Stored records:
::::::::::

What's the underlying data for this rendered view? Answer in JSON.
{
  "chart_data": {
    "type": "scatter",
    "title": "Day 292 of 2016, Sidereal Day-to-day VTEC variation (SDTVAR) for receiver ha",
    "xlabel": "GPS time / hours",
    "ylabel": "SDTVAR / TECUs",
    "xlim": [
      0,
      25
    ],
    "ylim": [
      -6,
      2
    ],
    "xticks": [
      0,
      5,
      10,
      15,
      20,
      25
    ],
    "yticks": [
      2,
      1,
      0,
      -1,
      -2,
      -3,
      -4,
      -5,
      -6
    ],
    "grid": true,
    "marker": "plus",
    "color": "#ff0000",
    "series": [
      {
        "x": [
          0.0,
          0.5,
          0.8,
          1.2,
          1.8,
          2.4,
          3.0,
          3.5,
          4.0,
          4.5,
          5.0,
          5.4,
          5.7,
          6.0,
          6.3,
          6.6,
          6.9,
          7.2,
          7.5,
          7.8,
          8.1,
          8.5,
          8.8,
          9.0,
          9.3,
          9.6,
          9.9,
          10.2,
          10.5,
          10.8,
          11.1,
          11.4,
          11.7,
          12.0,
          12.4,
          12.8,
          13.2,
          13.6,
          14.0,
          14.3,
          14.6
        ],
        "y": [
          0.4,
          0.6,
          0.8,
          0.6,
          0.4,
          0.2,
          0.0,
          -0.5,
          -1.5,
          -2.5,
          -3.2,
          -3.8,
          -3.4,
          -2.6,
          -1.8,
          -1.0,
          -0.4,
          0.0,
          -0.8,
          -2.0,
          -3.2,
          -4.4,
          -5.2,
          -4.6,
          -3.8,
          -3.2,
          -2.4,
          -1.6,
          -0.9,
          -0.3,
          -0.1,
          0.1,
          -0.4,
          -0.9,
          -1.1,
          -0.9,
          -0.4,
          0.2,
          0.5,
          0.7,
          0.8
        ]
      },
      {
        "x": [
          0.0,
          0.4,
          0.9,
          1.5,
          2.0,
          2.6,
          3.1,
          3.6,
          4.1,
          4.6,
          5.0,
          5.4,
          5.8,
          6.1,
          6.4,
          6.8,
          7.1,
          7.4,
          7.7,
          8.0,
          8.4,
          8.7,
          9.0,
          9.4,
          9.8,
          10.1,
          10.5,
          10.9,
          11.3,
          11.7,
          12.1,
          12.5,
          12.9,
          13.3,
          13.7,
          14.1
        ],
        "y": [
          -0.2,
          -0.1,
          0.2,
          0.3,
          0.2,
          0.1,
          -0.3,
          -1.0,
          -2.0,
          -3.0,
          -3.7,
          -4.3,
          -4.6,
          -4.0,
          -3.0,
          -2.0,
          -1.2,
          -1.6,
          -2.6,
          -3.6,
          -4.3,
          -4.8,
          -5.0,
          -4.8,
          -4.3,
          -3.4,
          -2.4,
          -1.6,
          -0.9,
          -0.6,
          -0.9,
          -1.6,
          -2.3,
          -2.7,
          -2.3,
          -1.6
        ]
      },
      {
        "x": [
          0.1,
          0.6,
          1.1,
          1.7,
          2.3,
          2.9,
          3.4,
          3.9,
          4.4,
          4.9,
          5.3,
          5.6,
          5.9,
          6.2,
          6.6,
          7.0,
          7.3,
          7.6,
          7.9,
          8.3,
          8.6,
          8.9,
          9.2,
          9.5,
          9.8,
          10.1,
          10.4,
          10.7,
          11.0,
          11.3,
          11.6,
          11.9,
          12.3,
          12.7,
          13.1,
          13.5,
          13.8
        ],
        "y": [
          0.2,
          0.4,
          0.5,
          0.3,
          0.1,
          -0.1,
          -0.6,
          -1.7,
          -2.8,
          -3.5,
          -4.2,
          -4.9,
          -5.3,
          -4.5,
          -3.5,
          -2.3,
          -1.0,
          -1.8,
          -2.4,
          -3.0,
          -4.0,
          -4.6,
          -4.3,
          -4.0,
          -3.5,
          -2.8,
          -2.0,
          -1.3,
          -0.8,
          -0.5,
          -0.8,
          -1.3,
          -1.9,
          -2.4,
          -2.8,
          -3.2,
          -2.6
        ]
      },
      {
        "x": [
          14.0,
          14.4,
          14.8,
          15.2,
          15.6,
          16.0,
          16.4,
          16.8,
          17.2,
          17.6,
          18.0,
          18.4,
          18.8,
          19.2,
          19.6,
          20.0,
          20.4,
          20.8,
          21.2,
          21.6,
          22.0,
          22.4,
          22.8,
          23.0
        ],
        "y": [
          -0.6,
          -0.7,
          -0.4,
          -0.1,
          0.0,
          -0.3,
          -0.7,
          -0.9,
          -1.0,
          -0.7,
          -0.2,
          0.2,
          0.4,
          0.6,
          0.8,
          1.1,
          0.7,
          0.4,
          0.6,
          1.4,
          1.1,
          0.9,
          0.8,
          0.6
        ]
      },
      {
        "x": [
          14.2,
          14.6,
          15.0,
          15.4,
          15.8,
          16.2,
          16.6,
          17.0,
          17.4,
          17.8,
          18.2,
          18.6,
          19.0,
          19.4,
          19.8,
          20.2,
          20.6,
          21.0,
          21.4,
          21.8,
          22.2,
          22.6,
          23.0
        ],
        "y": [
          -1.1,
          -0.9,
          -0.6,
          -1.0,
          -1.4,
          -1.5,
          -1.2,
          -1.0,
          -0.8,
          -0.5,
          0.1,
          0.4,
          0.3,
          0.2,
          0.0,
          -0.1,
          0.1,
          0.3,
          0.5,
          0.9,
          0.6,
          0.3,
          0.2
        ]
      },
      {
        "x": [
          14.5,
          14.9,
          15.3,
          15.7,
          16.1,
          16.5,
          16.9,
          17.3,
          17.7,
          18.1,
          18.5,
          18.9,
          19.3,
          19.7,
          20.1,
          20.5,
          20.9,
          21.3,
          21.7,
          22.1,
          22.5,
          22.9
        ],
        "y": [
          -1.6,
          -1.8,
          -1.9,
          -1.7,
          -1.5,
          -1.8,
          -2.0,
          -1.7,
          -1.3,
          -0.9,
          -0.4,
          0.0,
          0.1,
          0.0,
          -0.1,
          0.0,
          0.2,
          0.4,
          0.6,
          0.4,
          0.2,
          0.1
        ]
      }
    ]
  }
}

::::::::::

Using the entries above, please restate each one word for word.

What's the underlying data for this rendered view? Answer in JSON.
{
  "chart_data": {
    "type": "scatter",
    "title": "Day 292 of 2016, Sidereal Day-to-day VTEC variation (SDTVAR) for receiver ha",
    "xlabel": "GPS time / hours",
    "ylabel": "SDTVAR / TECUs",
    "xlim": [
      0,
      25
    ],
    "ylim": [
      -6,
      2
    ],
    "xticks": [
      0,
      5,
      10,
      15,
      20,
      25
    ],
    "yticks": [
      2,
      1,
      0,
      -1,
      -2,
      -3,
      -4,
      -5,
      -6
    ],
    "grid": true,
    "marker": "plus",
    "color": "#ff0000",
    "series": [
      {
        "x": [
          0.0,
          0.5,
          0.8,
          1.2,
          1.8,
          2.4,
          3.0,
          3.5,
          4.0,
          4.5,
          5.0,
          5.4,
          5.7,
          6.0,
          6.3,
          6.6,
          6.9,
          7.2,
          7.5,
          7.8,
          8.1,
          8.5,
          8.8,
          9.0,
          9.3,
          9.6,
          9.9,
          10.2,
          10.5,
          10.8,
          11.1,
          11.4,
          11.7,
          12.0,
          12.4,
          12.8,
          13.2,
          13.6,
          14.0,
          14.3,
          14.6
        ],
        "y": [
          0.4,
          0.6,
          0.8,
          0.6,
          0.4,
          0.2,
          0.0,
          -0.5,
          -1.5,
          -2.5,
          -3.2,
          -3.8,
          -3.4,
          -2.6,
          -1.8,
          -1.0,
          -0.4,
          0.0,
          -0.8,
          -2.0,
          -3.2,
          -4.4,
          -5.2,
          -4.6,
          -3.8,
          -3.2,
          -2.4,
          -1.6,
          -0.9,
          -0.3,
          -0.1,
          0.1,
          -0.4,
          -0.9,
          -1.1,
          -0.9,
          -0.4,
          0.2,
          0.5,
          0.7,
          0.8
        ]
      },
      {
        "x": [
          0.0,
          0.4,
          0.9,
          1.5,
          2.0,
          2.6,
          3.1,
          3.6,
          4.1,
          4.6,
          5.0,
          5.4,
          5.8,
          6.1,
          6.4,
          6.8,
          7.1,
          7.4,
          7.7,
          8.0,
          8.4,
          8.7,
          9.0,
          9.4,
          9.8,
          10.1,
          10.5,
          10.9,
          11.3,
          11.7,
          12.1,
          12.5,
          12.9,
          13.3,
          13.7,
          14.1
        ],
        "y": [
          -0.2,
          -0.1,
          0.2,
          0.3,
          0.2,
          0.1,
          -0.3,
          -1.0,
          -2.0,
          -3.0,
          -3.7,
          -4.3,
          -4.6,
          -4.0,
          -3.0,
          -2.0,
          -1.2,
          -1.6,
          -2.6,
          -3.6,
          -4.3,
          -4.8,
          -5.0,
          -4.8,
          -4.3,
          -3.4,
          -2.4,
          -1.6,
          -0.9,
          -0.6,
          -0.9,
          -1.6,
          -2.3,
          -2.7,
          -2.3,
          -1.6
        ]
      },
      {
        "x": [
          0.1,
          0.6,
          1.1,
          1.7,
          2.3,
          2.9,
          3.4,
          3.9,
          4.4,
          4.9,
          5.3,
          5.6,
          5.9,
          6.2,
          6.6,
          7.0,
          7.3,
          7.6,
          7.9,
          8.3,
          8.6,
          8.9,
          9.2,
          9.5,
          9.8,
          10.1,
          10.4,
          10.7,
          11.0,
          11.3,
          11.6,
          11.9,
          12.3,
          12.7,
          13.1,
          13.5,
          13.8
        ],
        "y": [
          0.2,
          0.4,
          0.5,
          0.3,
          0.1,
          -0.1,
          -0.6,
          -1.7,
          -2.8,
          -3.5,
          -4.2,
          -4.9,
          -5.3,
          -4.5,
          -3.5,
          -2.3,
          -1.0,
          -1.8,
          -2.4,
          -3.0,
          -4.0,
          -4.6,
          -4.3,
          -4.0,
          -3.5,
          -2.8,
          -2.0,
          -1.3,
          -0.8,
          -0.5,
          -0.8,
          -1.3,
          -1.9,
          -2.4,
          -2.8,
          -3.2,
          -2.6
        ]
      },
      {
        "x": [
          14.0,
          14.4,
          14.8,
          15.2,
          15.6,
          16.0,
          16.4,
          16.8,
          17.2,
          17.6,
          18.0,
          18.4,
          18.8,
          19.2,
          19.6,
          20.0,
          20.4,
          20.8,
          21.2,
          21.6,
          22.0,
          22.4,
          22.8,
          23.0
        ],
        "y": [
          -0.6,
          -0.7,
          -0.4,
          -0.1,
          0.0,
          -0.3,
          -0.7,
          -0.9,
          -1.0,
          -0.7,
          -0.2,
          0.2,
          0.4,
          0.6,
          0.8,
          1.1,
          0.7,
          0.4,
          0.6,
          1.4,
          1.1,
          0.9,
          0.8,
          0.6
        ]
      },
      {
        "x": [
          14.2,
          14.6,
          15.0,
          15.4,
          15.8,
          16.2,
          16.6,
          17.0,
          17.4,
          17.8,
          18.2,
          18.6,
          19.0,
          19.4,
          19.8,
          20.2,
          20.6,
          21.0,
          21.4,
          21.8,
          22.2,
          22.6,
          23.0
        ],
        "y": [
          -1.1,
          -0.9,
          -0.6,
          -1.0,
          -1.4,
          -1.5,
          -1.2,
          -1.0,
          -0.8,
          -0.5,
          0.1,
          0.4,
          0.3,
          0.2,
          0.0,
          -0.1,
          0.1,
          0.3,
          0.5,
          0.9,
          0.6,
          0.3,
          0.2
        ]
      },
      {
        "x": [
          14.5,
          14.9,
          15.3,
          15.7,
          16.1,
          16.5,
          16.9,
          17.3,
          17.7,
          18.1,
          18.5,
          18.9,
          19.3,
          19.7,
          20.1,
          20.5,
          20.9,
          21.3,
          21.7,
          22.1,
          22.5,
          22.9
        ],
        "y": [
          -1.6,
          -1.8,
          -1.9,
          -1.7,
          -1.5,
          -1.8,
          -2.0,
          -1.7,
          -1.3,
          -0.9,
          -0.4,
          0.0,
          0.1,
          0.0,
          -0.1,
          0.0,
          0.2,
          0.4,
          0.6,
          0.4,
          0.2,
          0.1
        ]
      }
    ]
  }
}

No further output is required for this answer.